*WRITTEN TASK A*:
In the listing, arrange the lines from the line with "send-code-button[interactable]: Enviar código" to the line with "footer-credits: 2024 ©" as a numbered list, leaving out blank lines.

*EXCERPT*:

Note that a do file can reproduce almost any action you take in the simulation GUI. There are two ways to learn the corresponding commands. One is to perform an action in the GUI and see the resulting command or commands in the transcript pane. Copy the commands into your .do text file and save it. Alternatively, for waveform commands that may not appear in the transcript (yes, this is annoying), you can save the waveform configuration as a do file by clicking "File -> Save Format" and clicking "Ok". Then you can look inside of wave.do and try to pick out the relevant commands or command arguments. This can be tricky and takes some up-front time, but can pay off throughout the semester in significantly reducing your debug cycle time.

- i. Getting Debug Help. One of the most challenging (and time-consuming) parts of your 381 lab experience will be debugging your design. It may feel like you are on your own, but you are NOT! Your lab mates, TAs, and instructors are all available to help. To access that help, you have to be able to accurately describe the problem you are struggling with. Enter the "Bug Report":
  - 1. What was the system setup?
  - 2. What are the inputs (files, signal values, etc.)?
  - 3. What were the expected results (print outputs, signal/waveform behavior, etc.)?
  - 4. What were the actual observed results (print outputs, signal/waveform behavior, etc.)?
    - \* Include screen captures of waveforms ("Applications -> Utililies -> Screenshot"
  - ). Note: Make sure to capture only the areas relevant to the waveform (i.e. don't include extraneous information by capturing the whole window).
    - \* Include log transcript as a file (specify how to for specific parts of the process)
    - \* Include code or minimum working example? (this may be too much)
  - 5. What, if any, errors exist?
  - 6. What, if any, warnings exist? Why are they ok to ignore?
  - 7. Any other behavior you see that you think may be relevant
  - 8. Attempts made to solve/debug this problem -- you should have tried at least one, and include an explanation of your thought process

Filling out the bug report forces you to concretely and comprehensively specify the unexpected behavior you are seeing and hypothesize about what may have caused the bug.

While filling out a bug report will let you access a wealth of collective knowledge, it also forces you to systematically examine the conditions that caused your unexpected behavior. Often times going through the process of filling out the template can cause you to identify and solve the bug on your own (e.g., identifying implicit assumptions, missed warnings, errors in VHDL description of your drawing). It also helps you to get a more complete understanding of your design.

If you get stuck on one of the above bugs or any other bug throughout the semester, write up bug report and post to *your* lab section channel. As you are working through the labs, read the bug reports others post, ask questions about their bugs, and provide suggestions to others within your lab section.

[Phew, you've already learned a lot! Take a little mental break. You're about to dive into designing your own units using the process you've just learned. This should reinforce the process and the tools skills you've learned. To help you manage your time, I would expect you to have gotten here roughly by the end of your first lab section or shortly afterwards. I expect that you would have already started on the following designs before you set foot in the section lab section! Note that this means you have worked on the lab outside of the lab section during the first week.

*WRITTEN TASK B*:
Answer these about the debugging excerpt:
(i) Which menu path saves the waveform configuration as a do file?
(ii) Where should a finished bug report be posted?
(iii) By roughly when does the author expect readers to have reached this point?

Extracted data entries
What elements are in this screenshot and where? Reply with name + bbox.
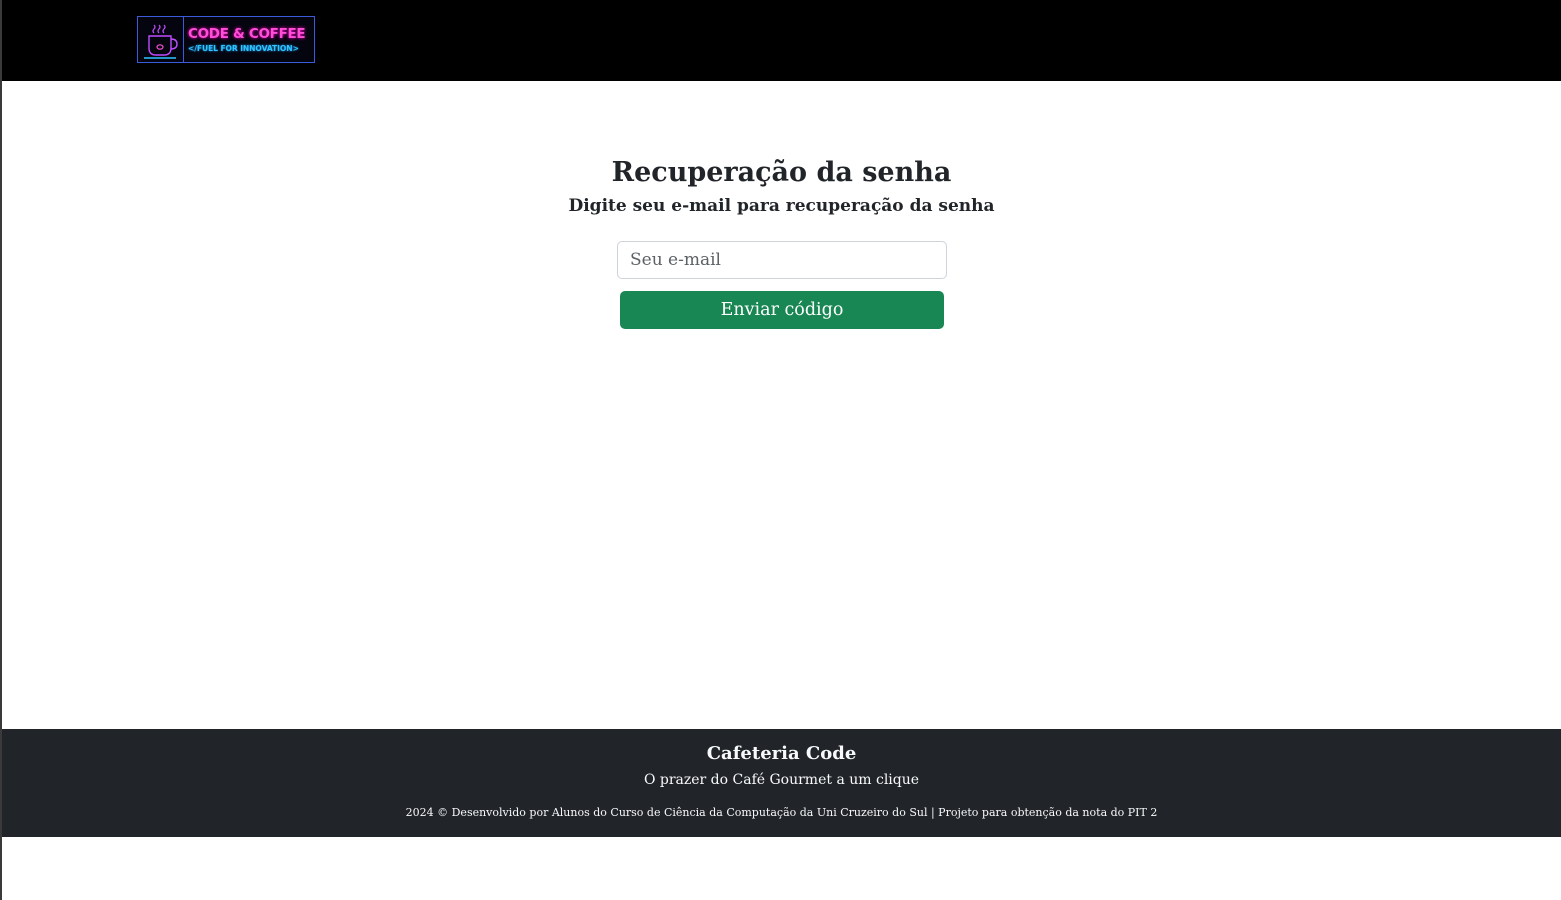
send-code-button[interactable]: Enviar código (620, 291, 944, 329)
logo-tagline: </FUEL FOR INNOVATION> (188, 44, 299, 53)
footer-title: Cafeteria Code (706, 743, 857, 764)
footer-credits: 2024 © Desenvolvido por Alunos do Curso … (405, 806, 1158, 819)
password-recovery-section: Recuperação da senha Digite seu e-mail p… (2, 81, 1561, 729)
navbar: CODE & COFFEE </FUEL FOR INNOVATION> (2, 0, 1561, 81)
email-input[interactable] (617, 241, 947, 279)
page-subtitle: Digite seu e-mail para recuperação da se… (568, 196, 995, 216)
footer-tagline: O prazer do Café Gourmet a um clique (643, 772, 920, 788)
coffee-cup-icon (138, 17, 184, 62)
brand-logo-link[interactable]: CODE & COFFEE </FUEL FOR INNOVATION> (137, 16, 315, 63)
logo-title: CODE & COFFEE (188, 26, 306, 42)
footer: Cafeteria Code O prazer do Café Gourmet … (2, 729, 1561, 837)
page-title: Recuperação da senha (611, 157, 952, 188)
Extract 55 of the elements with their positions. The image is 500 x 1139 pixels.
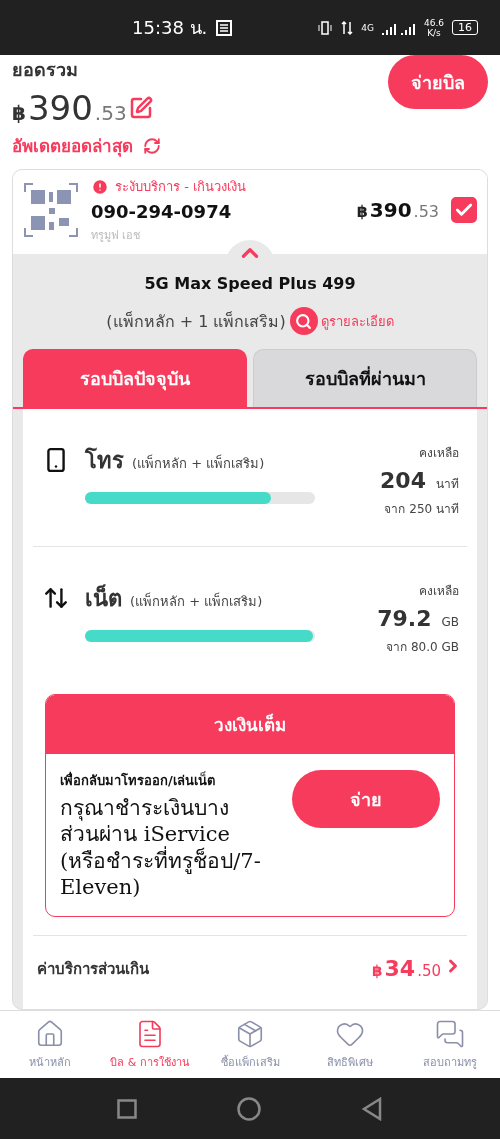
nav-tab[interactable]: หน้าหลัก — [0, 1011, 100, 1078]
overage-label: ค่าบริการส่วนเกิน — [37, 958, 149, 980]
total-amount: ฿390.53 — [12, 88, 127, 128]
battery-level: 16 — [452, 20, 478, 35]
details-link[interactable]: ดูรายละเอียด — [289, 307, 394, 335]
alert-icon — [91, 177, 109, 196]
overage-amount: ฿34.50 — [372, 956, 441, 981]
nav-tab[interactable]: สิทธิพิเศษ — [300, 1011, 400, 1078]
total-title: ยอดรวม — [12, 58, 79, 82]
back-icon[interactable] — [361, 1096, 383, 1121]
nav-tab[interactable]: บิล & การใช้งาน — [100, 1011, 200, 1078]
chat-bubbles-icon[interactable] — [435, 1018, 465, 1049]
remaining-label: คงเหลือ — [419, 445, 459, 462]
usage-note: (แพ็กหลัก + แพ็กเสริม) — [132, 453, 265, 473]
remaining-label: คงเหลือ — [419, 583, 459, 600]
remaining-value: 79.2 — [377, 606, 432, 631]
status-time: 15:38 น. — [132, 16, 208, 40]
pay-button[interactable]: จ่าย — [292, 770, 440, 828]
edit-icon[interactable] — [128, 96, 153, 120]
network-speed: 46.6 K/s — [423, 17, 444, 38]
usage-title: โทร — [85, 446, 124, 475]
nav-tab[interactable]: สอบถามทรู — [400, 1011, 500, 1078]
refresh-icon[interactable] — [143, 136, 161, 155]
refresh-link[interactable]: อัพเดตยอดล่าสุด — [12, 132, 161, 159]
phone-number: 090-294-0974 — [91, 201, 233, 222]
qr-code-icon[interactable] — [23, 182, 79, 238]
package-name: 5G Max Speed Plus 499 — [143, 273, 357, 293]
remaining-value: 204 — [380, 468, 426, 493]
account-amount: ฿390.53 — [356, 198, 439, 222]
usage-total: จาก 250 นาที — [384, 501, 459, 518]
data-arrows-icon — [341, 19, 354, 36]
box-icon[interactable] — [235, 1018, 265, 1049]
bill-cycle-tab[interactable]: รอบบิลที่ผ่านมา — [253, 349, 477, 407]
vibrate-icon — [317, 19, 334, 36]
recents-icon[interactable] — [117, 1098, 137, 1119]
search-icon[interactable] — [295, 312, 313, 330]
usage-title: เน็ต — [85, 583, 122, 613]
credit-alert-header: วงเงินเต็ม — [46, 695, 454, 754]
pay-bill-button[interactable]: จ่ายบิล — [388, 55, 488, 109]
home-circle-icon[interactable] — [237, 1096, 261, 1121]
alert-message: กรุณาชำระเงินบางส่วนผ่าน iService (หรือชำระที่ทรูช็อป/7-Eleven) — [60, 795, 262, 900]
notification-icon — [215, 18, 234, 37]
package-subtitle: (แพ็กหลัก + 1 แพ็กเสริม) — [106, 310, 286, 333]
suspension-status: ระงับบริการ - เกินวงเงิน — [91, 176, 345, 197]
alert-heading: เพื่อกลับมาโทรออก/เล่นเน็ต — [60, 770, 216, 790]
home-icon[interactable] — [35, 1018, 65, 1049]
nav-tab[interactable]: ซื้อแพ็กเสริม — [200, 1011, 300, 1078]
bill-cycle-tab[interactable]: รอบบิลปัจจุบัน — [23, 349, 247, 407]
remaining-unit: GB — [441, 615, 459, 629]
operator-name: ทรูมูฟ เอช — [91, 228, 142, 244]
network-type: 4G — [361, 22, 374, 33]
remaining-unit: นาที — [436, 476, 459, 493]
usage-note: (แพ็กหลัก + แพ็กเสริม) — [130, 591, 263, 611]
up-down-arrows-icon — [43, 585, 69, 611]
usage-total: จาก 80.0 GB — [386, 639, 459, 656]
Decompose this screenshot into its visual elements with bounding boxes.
---
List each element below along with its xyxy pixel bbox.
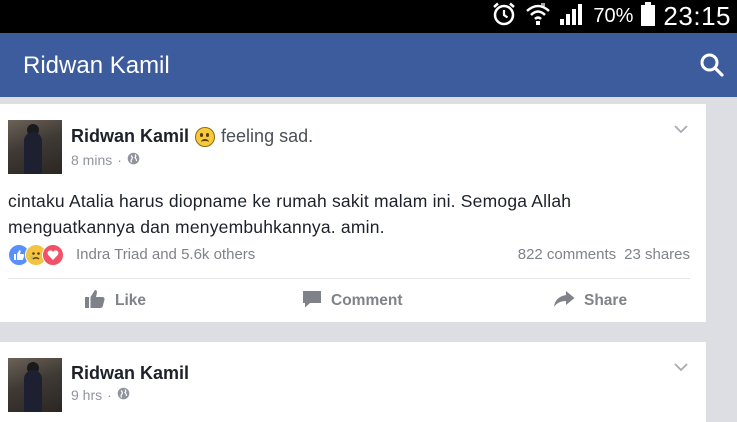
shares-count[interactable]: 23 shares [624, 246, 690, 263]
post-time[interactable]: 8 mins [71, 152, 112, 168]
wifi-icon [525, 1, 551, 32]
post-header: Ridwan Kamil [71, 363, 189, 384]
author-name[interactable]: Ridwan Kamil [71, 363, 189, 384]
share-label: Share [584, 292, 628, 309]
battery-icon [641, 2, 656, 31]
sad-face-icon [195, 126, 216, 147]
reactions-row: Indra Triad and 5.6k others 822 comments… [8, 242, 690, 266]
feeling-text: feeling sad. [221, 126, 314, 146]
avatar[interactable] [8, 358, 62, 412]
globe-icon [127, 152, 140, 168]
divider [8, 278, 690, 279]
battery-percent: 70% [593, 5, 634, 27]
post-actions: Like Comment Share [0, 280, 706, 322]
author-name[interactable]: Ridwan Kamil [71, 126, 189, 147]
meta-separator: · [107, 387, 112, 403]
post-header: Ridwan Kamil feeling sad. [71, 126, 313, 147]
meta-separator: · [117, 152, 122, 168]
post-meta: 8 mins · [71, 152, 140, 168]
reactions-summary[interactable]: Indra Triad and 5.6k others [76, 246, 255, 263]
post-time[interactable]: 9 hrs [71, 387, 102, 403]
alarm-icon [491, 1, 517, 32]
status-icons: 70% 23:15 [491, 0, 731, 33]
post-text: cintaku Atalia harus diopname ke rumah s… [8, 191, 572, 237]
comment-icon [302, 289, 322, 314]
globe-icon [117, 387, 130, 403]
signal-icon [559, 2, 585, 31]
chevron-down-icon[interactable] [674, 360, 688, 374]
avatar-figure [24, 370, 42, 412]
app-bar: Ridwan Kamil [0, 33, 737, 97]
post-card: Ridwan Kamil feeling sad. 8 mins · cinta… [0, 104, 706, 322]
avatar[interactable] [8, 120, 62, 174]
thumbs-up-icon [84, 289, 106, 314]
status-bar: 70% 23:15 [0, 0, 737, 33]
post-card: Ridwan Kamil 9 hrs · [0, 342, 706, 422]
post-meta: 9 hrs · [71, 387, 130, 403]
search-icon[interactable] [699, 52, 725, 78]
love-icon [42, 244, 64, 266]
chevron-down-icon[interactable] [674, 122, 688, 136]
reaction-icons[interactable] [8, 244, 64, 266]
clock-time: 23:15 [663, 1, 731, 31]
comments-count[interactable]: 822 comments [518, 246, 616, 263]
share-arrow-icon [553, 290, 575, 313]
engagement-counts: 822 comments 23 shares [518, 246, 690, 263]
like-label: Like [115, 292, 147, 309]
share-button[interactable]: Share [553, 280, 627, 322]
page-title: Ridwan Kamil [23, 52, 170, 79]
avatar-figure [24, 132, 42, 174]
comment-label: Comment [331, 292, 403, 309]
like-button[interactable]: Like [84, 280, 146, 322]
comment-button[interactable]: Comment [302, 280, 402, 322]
---
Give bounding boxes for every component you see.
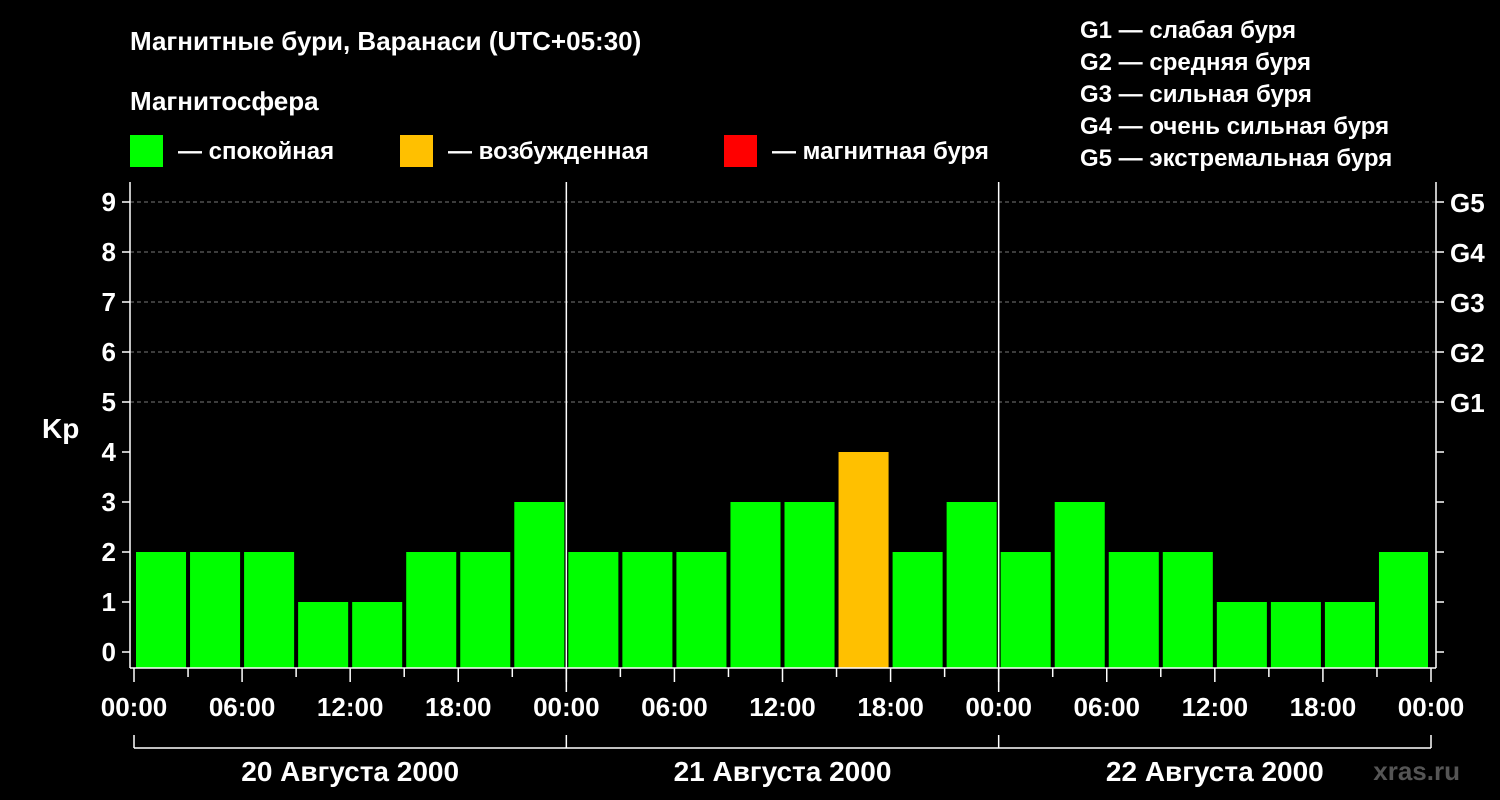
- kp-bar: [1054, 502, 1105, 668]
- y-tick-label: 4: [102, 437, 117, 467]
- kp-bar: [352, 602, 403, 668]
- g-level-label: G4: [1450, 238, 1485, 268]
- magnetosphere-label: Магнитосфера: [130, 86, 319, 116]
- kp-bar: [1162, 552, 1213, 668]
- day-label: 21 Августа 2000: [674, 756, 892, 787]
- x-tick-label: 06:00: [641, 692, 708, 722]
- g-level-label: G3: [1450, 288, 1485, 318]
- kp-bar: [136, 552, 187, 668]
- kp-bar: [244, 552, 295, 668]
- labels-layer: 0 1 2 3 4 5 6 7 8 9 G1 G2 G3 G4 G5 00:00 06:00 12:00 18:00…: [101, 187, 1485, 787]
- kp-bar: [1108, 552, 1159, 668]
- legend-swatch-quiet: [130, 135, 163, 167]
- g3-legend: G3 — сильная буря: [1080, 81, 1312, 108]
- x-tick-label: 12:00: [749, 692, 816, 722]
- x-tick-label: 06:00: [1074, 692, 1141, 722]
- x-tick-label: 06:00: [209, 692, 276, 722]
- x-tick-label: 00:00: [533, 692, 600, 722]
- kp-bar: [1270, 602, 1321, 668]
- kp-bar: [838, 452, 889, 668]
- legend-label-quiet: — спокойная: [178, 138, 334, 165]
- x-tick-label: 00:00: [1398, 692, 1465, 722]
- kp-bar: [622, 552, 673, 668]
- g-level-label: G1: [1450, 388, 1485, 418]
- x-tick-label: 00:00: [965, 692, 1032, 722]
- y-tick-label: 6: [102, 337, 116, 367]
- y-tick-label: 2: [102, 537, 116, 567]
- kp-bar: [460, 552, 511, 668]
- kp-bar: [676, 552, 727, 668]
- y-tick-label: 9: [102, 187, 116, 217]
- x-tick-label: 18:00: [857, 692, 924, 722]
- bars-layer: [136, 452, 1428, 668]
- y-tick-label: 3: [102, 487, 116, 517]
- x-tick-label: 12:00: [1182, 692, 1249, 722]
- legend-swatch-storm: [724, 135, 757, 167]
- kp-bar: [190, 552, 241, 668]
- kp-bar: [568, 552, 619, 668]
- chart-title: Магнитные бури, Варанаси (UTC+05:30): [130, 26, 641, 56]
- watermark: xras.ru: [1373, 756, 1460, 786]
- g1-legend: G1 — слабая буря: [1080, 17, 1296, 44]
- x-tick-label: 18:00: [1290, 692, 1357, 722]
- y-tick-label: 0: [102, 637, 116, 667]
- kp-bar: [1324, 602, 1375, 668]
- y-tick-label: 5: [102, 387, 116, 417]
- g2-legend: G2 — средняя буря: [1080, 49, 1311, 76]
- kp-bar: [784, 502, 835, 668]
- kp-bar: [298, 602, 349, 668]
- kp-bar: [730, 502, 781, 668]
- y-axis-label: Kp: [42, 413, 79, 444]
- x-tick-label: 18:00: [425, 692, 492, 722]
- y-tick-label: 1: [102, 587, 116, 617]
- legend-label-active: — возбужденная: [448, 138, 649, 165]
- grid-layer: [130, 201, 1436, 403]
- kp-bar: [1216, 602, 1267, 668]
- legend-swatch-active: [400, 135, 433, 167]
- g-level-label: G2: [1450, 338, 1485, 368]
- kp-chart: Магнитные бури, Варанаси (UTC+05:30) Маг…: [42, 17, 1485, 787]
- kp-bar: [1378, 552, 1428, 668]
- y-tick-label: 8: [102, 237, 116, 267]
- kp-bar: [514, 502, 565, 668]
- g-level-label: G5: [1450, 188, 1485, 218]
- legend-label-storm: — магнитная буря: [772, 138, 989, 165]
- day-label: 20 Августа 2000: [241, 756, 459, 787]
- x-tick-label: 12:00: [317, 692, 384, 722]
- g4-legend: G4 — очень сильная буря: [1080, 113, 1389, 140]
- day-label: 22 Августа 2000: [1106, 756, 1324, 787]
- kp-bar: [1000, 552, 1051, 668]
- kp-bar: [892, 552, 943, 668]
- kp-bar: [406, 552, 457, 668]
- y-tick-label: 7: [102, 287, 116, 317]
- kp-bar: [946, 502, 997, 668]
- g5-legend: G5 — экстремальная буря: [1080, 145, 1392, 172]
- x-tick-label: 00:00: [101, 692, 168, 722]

*CORRECT OUTPUT A*:
1. send-code-button[interactable]: Enviar código (620, 291, 944, 329)
2. logo-tagline: </FUEL FOR INNOVATION> (188, 44, 299, 53)
3. footer-title: Cafeteria Code (706, 743, 857, 764)
4. footer-credits: 2024 © Desenvolvido por Alunos do Curso … (405, 806, 1158, 819)

*CORRECT OUTPUT B*:
(i) "File -> Save Format", then clicking "Ok"
(ii) To your own lab section channel
(iii) Roughly by the end of the first lab section or shortly afterwards